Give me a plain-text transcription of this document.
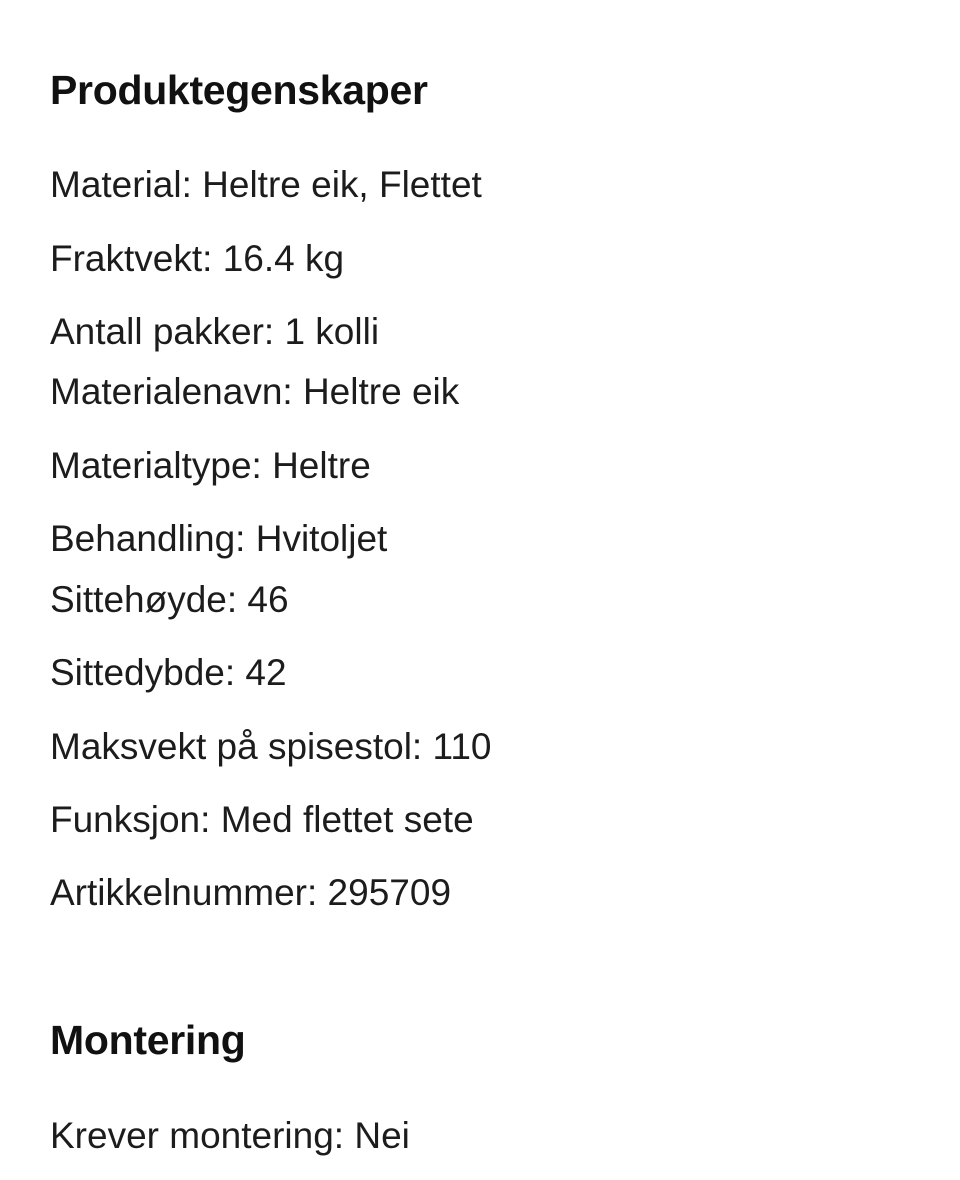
Produktegenskaper

Material: Heltre eik, Flettet

Fraktvekt: 16.4 kg

Antall pakker: 1 kolli

Materialenavn: Heltre eik

Materialtype: Heltre

Behandling: Hvitoljet

Sittehøyde: 46

Sittedybde: 42

Maksvekt på spisestol: 110

Funksjon: Med flettet sete

Artikkelnummer: 295709

Montering

Krever montering: Nei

-------

Go through the records above and copy every line with the word "Heltre".

Material: Heltre eik, Flettet
Materialenavn: Heltre eik
Materialtype: Heltre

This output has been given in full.